*** Opening The data ***
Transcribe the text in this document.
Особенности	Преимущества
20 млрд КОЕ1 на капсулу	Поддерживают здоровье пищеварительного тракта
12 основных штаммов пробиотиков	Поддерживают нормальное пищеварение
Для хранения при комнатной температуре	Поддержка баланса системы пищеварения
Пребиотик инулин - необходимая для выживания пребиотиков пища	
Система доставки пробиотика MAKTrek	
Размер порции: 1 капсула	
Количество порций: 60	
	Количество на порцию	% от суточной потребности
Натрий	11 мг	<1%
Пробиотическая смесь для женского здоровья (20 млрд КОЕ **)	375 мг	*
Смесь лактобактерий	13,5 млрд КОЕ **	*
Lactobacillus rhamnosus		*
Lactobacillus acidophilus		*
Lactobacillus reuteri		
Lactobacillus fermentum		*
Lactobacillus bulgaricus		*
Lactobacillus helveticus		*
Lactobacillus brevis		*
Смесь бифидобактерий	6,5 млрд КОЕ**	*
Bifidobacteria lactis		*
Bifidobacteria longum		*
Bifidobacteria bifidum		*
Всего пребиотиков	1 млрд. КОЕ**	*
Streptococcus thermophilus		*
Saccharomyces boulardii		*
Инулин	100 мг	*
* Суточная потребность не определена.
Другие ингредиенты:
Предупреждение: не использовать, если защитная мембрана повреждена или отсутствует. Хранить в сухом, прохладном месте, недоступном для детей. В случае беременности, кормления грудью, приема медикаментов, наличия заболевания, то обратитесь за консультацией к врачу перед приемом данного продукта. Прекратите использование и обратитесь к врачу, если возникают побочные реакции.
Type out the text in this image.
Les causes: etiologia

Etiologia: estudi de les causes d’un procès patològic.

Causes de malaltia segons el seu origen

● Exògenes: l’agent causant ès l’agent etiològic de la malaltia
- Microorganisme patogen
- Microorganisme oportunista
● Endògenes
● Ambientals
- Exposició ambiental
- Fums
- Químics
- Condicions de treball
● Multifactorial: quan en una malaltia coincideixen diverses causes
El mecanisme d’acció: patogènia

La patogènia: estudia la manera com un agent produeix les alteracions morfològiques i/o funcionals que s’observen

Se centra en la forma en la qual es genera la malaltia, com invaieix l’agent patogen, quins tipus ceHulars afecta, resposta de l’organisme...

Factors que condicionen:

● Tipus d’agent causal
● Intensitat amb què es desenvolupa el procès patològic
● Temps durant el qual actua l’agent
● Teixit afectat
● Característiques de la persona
*** Closing The data ***
Work item | Every record must appear in the answer exactly as it does above.

Reply to the task |
Transcribe the text in this document.
Особенности	Преимущества
20 млрд КОЕ1 на капсулу	Поддерживают здоровье пищеварительного тракта
12 основных штаммов пробиотиков	Поддерживают нормальное пищеварение
Для хранения при комнатной температуре	Поддержка баланса системы пищеварения
Пребиотик инулин - необходимая для выживания пребиотиков пища	
Система доставки пробиотика MAKTrek	
Размер порции: 1 капсула	
Количество порций: 60	
	Количество на порцию	% от суточной потребности
Натрий	11 мг	<1%
Пробиотическая смесь для женского здоровья (20 млрд КОЕ **)	375 мг	*
Смесь лактобактерий	13,5 млрд КОЕ **	*
Lactobacillus rhamnosus		*
Lactobacillus acidophilus		*
Lactobacillus reuteri		
Lactobacillus fermentum		*
Lactobacillus bulgaricus		*
Lactobacillus helveticus		*
Lactobacillus brevis		*
Смесь бифидобактерий	6,5 млрд КОЕ**	*
Bifidobacteria lactis		*
Bifidobacteria longum		*
Bifidobacteria bifidum		*
Всего пребиотиков	1 млрд. КОЕ**	*
Streptococcus thermophilus		*
Saccharomyces boulardii		*
Инулин	100 мг	*
* Суточная потребность не определена.
Другие ингредиенты:
Предупреждение: не использовать, если защитная мембрана повреждена или отсутствует. Хранить в сухом, прохладном месте, недоступном для детей. В случае беременности, кормления грудью, приема медикаментов, наличия заболевания, то обратитесь за консультацией к врачу перед приемом данного продукта. Прекратите использование и обратитесь к врачу, если возникают побочные реакции.
Type out the text in this image.
Les causes: etiologia

Etiologia: estudi de les causes d’un procès patològic.

Causes de malaltia segons el seu origen

● Exògenes: l’agent causant ès l’agent etiològic de la malaltia
- Microorganisme patogen
- Microorganisme oportunista
● Endògenes
● Ambientals
- Exposició ambiental
- Fums
- Químics
- Condicions de treball
● Multifactorial: quan en una malaltia coincideixen diverses causes
El mecanisme d’acció: patogènia

La patogènia: estudia la manera com un agent produeix les alteracions morfològiques i/o funcionals que s’observen

Se centra en la forma en la qual es genera la malaltia, com invaieix l’agent patogen, quins tipus ceHulars afecta, resposta de l’organisme...

Factors que condicionen:

● Tipus d’agent causal
● Intensitat amb què es desenvolupa el procès patològic
● Temps durant el qual actua l’agent
● Teixit afectat
● Característiques de la persona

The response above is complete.